* _Work required_: Check each line of the records below for the word "Gonzáles" and copy those where it appears.

* _Stored data_:
────────────────────

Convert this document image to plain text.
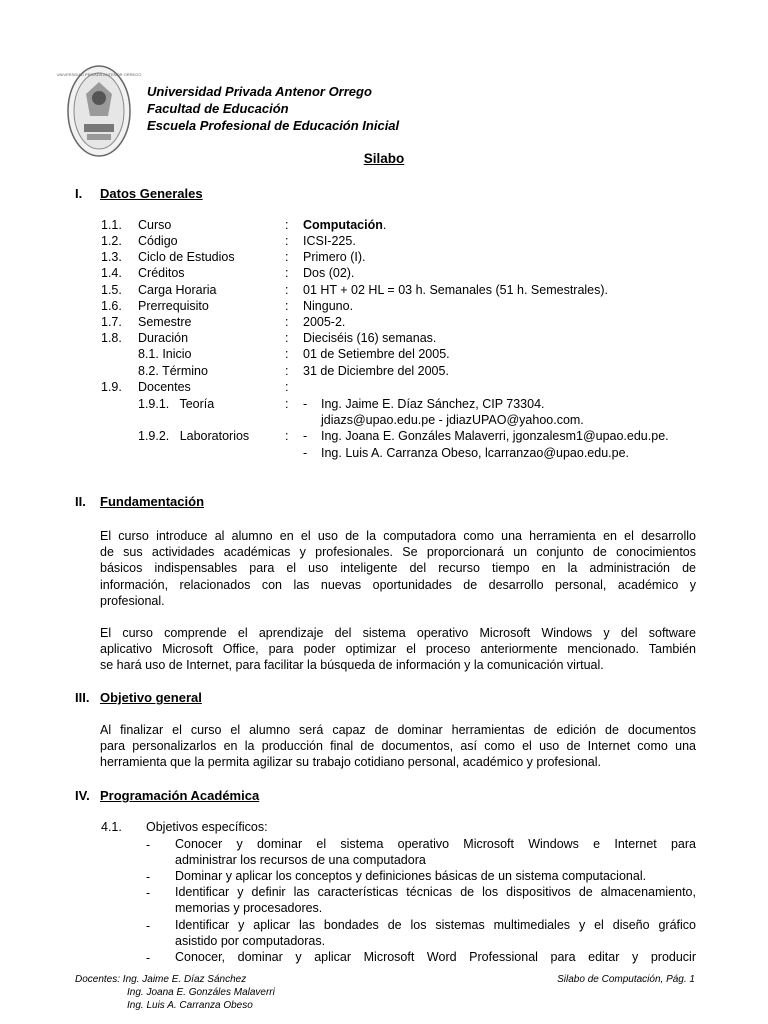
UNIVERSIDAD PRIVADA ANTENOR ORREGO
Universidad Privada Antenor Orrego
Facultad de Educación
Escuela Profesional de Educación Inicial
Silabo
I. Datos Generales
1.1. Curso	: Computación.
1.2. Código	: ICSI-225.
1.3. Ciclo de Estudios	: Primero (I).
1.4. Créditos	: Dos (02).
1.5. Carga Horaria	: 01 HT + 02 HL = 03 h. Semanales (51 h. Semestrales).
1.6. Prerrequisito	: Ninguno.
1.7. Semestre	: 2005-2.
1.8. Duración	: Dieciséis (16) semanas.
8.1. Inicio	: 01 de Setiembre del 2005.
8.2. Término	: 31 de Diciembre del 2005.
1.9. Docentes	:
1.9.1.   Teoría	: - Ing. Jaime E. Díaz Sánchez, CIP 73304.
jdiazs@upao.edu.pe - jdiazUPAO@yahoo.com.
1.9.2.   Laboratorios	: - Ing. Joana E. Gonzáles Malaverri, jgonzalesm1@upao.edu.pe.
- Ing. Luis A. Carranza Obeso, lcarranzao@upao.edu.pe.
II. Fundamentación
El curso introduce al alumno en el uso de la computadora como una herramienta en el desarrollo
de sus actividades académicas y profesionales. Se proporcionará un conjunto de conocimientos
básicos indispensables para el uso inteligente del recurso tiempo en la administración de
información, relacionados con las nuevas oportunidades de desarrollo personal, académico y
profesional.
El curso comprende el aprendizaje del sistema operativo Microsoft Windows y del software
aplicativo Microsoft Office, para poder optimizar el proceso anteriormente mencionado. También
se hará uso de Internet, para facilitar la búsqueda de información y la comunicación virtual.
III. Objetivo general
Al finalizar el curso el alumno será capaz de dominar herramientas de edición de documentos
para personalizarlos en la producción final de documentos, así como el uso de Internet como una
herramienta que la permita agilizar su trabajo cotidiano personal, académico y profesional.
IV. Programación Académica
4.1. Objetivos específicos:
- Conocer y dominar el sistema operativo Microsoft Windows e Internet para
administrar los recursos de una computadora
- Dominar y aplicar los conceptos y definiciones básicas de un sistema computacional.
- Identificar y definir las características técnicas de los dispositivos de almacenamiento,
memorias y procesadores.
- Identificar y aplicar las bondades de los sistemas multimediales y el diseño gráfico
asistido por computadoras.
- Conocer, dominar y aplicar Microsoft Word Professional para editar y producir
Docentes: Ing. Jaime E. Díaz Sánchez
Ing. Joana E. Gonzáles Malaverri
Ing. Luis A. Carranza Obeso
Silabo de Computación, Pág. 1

────────────────────

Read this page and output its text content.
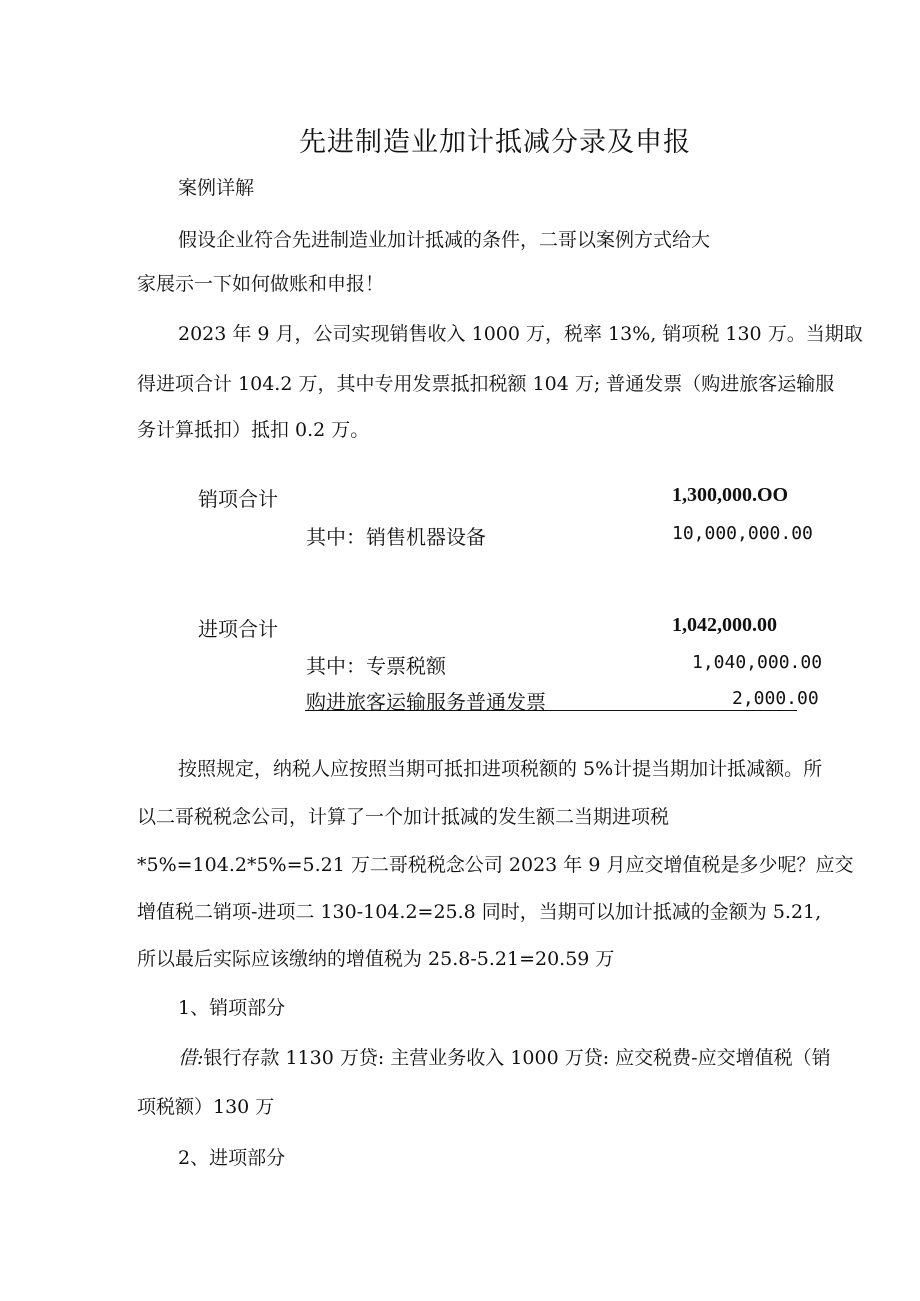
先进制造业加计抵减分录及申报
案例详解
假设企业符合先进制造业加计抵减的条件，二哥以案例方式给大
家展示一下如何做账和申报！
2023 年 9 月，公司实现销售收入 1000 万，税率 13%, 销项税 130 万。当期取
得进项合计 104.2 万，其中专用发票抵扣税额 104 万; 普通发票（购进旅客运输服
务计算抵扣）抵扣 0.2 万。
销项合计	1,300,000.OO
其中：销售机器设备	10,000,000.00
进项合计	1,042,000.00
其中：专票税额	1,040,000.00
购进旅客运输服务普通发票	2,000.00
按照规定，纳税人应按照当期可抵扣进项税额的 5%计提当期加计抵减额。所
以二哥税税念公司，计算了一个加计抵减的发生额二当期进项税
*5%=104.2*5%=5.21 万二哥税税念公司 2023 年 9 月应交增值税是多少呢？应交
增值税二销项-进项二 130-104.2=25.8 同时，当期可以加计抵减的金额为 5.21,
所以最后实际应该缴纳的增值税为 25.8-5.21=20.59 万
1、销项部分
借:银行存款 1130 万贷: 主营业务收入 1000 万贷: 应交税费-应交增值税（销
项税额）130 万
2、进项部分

────────────────────

* _Written answer_:
1.9.2.   Laboratorios	: - Ing. Joana E. Gonzáles Malaverri, jgonzalesm1@upao.edu.pe.
Ing. Joana E. Gonzáles Malaverri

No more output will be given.